• **Problems to solve**:
a – Condense the paragraph of the Build Syntax page that begins "I don't think any text editor" into a bulleted list that keeps its main facts.
b – Pick up the Build Syntax page after its final paragraph and continue it.

-- Start of Document excerpt --

Build Syntax

The "BuildSyntax" is a way EdwardKiser invented to write SchemeLanguage programs out of order. It is inspired by LiterateProgramming, but it only has the advantages of the "tangle" part of the implementation. It is useful for highly parenthesized languages.

It looks like this: [This is an excerpt from real code. It has references to the rest of the code, which has been omitted. I need a shorter example!]

 BUILD (define make-stack (lambda () $make-stack-body)) WHERE
 $make-stack-body = (let* ($vars) $let-body) ;
 $vars = $var-size
   $var-space $var-the-vector $var-respace-to
   $var-ideal-space
   $var-oversize-ok?
   $var-resize-to
   $var-push! $var-pop!
   $var-abs-addr $var-rel-addr
   $var-get-builder $var-set-builder
   $var-rel-get $var-rel-set!
   $var-abs-get $var-abs-set!
   $var-alloc! $var-free!
   $var-get-depth ;
 $let-body = (lambda (msg) $dispatch) ;
 $dispatch = (case msg
   ((push!) push!) ((pop!) pop!)
   ((rel-get) rel-get) ((rel-set!) rel-set!)
   ((abs-get) abs-get) ((abs-set!) abs-set!)
   ((alloc!) alloc!) ((free!) free!)
   ((get-depth) get-depth)
   (else #f)) ;

 $var-size = (size 0) ;
 $var-space = (space 10) ;
 $var-the-vector = (the-vector (make-vector space #f)) ;

 $var-respace-to = (respace-to (lambda (newspace) $body1)) ;
 $body1 = (if $respace-bad $respace-error $body1a) ;
 $respace-bad = (not (and (< size space) (< size newspace))) ;
 $respace-error = (error `("Size:" ,size "Old Space:" ,space
   "New Space:" ,newspace)) ;
 $body1a = (let ($var-newvec) $body2) ;
 $var-newvec = (newvec (make-vector newspace #f)) ;
 $body2 = $copydata $set-value $set-space #t ;
 $copydata = (vector-copy-range the-vector 0
   (min size newspace) newvec 0) ;
 $set-value = (set! the-vector newvec) ;
 $set-space = (set! space newspace) ;

And so forth. Add the occasional comment, and it's almost like writing in WEB.

It's easy to implement. Try writing it using itself, then going through it manually. That's what I did.

I don't think any text editor can do what the Build syntax can do. Build is more than just a syntax; it's a way of thinking. I have written things with Build that I couldn't have written without it. I used to do Building on paper before it occurred to me that I could write an automated tool in Scheme itself. I wasted some time thinking about writing a more advanced version in C++, before I realized Scheme was easier. (I've also thought about doing Build for C++, but there my aim was to avoid duplicate typing between declarations and definitions, things like that, and the syntax was much more complex.)

-- End of Document excerpt --
-- Start of Record excerpts --

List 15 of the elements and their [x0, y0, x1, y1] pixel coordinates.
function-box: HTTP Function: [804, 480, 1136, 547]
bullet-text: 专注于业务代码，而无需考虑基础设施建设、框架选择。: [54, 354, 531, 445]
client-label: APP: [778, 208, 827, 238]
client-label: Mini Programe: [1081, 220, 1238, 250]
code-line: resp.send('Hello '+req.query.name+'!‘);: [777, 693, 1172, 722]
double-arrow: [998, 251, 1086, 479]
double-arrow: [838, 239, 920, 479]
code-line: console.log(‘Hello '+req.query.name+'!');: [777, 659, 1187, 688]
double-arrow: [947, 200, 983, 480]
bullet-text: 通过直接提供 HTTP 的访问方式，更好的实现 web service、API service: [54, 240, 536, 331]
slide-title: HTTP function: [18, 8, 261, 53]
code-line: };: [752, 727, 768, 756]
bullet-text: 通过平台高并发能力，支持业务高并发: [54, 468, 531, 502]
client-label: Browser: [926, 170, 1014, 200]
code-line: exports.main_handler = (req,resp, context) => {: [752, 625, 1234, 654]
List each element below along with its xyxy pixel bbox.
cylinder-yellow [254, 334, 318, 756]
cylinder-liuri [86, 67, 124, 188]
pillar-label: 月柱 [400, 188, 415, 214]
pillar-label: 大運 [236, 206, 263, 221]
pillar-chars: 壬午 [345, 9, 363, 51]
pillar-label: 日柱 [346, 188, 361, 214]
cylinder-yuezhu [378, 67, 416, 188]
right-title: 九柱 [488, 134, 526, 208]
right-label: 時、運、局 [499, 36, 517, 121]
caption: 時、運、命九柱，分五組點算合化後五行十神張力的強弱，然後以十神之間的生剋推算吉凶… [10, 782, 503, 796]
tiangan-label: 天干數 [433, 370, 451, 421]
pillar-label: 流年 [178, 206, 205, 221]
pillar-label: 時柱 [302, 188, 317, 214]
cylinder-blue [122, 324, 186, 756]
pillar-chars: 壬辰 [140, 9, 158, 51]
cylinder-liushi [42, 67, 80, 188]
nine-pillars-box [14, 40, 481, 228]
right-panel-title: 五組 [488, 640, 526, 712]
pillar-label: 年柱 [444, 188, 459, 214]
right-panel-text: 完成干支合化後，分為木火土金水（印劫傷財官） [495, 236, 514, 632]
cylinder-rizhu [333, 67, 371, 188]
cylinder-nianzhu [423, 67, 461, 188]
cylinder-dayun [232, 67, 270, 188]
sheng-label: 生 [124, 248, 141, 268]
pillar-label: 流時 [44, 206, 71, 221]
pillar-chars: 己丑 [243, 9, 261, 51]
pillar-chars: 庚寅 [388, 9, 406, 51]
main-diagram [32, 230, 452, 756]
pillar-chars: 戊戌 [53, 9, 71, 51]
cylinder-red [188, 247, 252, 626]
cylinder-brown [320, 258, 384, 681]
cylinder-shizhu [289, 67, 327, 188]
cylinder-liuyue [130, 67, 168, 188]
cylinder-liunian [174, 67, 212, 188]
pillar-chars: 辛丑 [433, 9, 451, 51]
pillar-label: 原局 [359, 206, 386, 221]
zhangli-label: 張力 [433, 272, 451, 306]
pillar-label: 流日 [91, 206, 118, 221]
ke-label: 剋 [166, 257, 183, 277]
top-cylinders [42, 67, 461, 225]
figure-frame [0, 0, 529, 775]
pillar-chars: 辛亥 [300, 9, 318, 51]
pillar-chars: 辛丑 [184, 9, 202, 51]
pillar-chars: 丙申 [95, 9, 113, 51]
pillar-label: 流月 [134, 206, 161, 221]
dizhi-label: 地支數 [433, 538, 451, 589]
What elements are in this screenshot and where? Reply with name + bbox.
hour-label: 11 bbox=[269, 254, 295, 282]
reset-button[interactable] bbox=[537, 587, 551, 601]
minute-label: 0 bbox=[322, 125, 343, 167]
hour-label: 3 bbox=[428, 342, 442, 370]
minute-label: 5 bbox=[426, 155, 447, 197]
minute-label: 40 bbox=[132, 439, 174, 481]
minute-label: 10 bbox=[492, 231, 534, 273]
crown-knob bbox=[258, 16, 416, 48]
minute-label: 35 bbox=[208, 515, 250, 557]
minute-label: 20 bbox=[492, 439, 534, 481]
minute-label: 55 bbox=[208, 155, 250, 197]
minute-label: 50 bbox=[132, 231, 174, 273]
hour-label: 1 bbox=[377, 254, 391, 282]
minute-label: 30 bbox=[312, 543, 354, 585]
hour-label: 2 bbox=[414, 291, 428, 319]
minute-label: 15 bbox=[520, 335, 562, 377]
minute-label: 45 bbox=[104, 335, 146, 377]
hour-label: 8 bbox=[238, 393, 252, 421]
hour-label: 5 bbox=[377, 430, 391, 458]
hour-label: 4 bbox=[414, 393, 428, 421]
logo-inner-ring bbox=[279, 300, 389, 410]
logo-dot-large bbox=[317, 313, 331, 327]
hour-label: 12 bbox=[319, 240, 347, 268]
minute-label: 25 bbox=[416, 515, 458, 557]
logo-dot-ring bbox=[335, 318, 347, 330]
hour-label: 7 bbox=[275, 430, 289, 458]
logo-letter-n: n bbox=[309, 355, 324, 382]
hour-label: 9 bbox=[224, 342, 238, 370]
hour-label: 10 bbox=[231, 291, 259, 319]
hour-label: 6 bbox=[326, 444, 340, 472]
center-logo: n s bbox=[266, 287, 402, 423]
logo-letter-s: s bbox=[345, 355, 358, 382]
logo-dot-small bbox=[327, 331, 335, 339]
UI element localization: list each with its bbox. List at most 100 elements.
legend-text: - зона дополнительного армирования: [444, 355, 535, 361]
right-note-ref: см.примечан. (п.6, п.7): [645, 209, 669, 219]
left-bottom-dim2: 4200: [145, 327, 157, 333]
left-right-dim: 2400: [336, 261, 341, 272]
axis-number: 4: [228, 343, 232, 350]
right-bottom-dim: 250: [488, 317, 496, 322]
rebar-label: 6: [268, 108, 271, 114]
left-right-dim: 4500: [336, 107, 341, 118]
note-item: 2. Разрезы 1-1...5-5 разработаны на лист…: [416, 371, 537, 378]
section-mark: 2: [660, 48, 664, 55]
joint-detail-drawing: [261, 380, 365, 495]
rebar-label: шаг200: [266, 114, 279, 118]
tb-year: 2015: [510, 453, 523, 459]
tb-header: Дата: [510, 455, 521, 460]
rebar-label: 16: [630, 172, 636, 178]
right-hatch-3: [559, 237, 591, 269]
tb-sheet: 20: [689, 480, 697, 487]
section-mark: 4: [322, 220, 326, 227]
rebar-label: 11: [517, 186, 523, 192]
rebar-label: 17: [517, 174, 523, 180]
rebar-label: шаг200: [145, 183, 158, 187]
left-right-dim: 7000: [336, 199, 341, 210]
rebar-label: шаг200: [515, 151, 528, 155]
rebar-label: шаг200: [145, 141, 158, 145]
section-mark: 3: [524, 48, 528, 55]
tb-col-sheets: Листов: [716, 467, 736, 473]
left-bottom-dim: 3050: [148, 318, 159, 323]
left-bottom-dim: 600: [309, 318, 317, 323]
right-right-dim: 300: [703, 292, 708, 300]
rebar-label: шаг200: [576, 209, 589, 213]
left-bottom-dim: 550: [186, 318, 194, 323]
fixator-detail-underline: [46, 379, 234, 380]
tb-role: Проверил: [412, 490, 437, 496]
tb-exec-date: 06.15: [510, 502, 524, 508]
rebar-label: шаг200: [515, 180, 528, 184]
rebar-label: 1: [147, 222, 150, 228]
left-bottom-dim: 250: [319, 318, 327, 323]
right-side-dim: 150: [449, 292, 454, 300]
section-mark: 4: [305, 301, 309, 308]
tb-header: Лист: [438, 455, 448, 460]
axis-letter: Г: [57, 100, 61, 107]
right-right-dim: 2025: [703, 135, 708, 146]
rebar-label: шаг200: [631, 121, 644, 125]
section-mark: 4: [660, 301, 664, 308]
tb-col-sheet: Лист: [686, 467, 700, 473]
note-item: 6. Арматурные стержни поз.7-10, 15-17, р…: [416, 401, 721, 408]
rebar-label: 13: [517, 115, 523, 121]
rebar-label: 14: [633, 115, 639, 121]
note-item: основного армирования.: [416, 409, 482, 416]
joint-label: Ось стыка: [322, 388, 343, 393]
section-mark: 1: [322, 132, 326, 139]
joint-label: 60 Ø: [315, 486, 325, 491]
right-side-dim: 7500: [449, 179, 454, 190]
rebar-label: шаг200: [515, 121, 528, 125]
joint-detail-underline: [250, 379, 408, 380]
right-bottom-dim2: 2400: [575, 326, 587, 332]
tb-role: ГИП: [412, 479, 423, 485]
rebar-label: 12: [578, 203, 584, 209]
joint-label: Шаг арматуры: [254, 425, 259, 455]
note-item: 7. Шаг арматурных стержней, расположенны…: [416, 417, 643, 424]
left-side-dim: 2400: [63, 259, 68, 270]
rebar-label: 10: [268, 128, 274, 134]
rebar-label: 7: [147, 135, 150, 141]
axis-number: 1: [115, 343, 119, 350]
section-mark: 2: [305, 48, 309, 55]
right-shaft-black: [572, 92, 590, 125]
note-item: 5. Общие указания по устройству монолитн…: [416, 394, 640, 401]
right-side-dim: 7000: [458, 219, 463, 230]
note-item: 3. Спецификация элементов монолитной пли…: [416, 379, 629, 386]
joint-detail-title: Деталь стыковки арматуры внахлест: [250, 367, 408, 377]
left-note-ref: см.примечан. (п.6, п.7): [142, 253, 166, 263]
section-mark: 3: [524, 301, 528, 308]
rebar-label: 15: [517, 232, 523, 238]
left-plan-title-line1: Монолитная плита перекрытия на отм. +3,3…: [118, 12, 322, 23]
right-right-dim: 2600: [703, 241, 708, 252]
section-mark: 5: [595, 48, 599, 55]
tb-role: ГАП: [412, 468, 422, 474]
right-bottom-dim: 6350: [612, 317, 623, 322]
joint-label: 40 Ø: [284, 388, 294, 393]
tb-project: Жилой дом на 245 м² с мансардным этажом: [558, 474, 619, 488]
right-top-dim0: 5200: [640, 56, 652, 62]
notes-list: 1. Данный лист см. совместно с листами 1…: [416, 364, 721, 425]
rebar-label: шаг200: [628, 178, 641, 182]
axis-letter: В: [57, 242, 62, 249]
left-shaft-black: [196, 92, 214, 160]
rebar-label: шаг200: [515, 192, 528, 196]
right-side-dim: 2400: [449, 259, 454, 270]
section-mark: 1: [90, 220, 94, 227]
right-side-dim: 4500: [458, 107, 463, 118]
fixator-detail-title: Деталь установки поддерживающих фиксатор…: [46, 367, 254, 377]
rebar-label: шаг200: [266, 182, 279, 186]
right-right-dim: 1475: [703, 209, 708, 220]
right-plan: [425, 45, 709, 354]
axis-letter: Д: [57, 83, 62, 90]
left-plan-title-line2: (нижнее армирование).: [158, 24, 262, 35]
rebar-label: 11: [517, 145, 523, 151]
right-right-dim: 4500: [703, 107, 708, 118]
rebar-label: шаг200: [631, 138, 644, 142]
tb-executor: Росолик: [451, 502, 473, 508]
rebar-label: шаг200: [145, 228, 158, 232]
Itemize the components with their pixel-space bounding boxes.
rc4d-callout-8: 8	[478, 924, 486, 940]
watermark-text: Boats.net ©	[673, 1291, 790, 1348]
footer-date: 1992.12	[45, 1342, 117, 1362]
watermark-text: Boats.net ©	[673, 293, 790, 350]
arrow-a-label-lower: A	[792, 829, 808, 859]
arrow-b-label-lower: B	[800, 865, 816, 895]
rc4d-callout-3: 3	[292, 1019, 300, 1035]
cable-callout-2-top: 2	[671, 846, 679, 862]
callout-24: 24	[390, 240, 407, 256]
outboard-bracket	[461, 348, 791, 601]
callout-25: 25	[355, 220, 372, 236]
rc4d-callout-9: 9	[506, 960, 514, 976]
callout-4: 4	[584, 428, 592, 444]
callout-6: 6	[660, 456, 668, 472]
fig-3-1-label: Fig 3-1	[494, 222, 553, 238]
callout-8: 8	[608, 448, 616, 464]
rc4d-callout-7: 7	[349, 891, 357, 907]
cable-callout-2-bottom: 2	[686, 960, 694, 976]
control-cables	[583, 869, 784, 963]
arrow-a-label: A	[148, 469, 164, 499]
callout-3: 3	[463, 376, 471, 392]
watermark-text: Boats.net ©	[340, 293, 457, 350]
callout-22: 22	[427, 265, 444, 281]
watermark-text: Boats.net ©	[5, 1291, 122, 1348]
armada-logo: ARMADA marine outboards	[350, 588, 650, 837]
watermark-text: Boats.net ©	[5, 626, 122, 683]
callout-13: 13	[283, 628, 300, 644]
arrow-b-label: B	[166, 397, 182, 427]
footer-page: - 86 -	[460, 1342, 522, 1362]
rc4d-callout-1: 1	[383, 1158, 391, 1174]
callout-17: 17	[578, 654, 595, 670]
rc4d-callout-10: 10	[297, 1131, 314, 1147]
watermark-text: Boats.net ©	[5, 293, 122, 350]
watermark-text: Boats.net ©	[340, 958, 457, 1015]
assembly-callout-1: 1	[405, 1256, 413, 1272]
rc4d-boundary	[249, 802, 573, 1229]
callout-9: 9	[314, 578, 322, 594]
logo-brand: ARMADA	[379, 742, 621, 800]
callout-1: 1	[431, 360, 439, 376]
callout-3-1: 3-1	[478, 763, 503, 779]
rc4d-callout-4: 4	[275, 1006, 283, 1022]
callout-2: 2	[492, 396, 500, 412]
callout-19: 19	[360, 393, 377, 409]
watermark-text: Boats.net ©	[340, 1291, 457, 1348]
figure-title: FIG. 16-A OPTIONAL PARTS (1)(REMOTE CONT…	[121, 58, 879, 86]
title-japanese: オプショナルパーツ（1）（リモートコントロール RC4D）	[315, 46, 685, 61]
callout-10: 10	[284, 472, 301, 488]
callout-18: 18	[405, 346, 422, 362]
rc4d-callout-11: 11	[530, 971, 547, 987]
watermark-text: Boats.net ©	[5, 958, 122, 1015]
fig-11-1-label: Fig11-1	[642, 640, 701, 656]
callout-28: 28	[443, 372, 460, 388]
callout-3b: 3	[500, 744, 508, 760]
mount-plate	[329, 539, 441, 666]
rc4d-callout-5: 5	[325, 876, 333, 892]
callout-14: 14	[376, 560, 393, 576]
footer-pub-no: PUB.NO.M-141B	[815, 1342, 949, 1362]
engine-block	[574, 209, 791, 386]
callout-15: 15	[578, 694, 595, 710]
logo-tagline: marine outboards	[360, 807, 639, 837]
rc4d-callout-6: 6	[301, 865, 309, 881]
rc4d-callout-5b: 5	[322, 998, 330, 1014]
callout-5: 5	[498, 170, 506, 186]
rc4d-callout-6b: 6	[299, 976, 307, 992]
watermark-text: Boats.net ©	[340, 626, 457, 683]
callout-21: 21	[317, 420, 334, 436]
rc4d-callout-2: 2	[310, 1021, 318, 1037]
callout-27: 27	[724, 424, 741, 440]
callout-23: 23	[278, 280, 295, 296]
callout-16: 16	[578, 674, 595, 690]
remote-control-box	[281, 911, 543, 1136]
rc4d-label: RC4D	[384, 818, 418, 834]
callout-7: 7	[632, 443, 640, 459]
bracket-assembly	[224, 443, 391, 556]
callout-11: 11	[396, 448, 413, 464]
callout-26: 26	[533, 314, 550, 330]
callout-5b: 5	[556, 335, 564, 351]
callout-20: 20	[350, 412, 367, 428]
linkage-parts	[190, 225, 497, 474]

-- End of Record excerpts --

• **Expected results**:
a –
- In the writer's view, no text editor can do what the Build syntax can do.
- Build is more than a syntax; it is a way of thinking.
- Some things were written with Build that could not have been written without it.
- Building was first done on paper, before the idea came of an automated tool written in Scheme itself.
- Time went into considering a more advanced version in C++, until Scheme turned out to be easier.
- A Build for C++ was also considered. Its aim was to avoid duplicate typing between declarations and definitions, and its syntax was much more complex.

b –
-- EdwardKiser

That syntax is as ClearAsMud?.

Well, you have to know the SchemeLanguage to make sense of it. I should have mentioned that before you commented; I have already gone back and corrected the description.

Those body1, body2, body1a, etc, still pretty much yell CodeSmell to me.

Looks interesting Edward! Next time I get back into Scheme-like programming I'll have to come back to this page for some ideas. -- RobHarwood

That's pretty cool! I've been a big fan of the SchemeLanguage for years. This looks like using BackusNaurForm to express scheme functions. Can you recurse in your syntax? Or maybe you wouldn't want to.... -- IainLowe

BNF is more complicated than this! In BNF you can say A = B | C | D E, but the BUILD syntax only allows one choice.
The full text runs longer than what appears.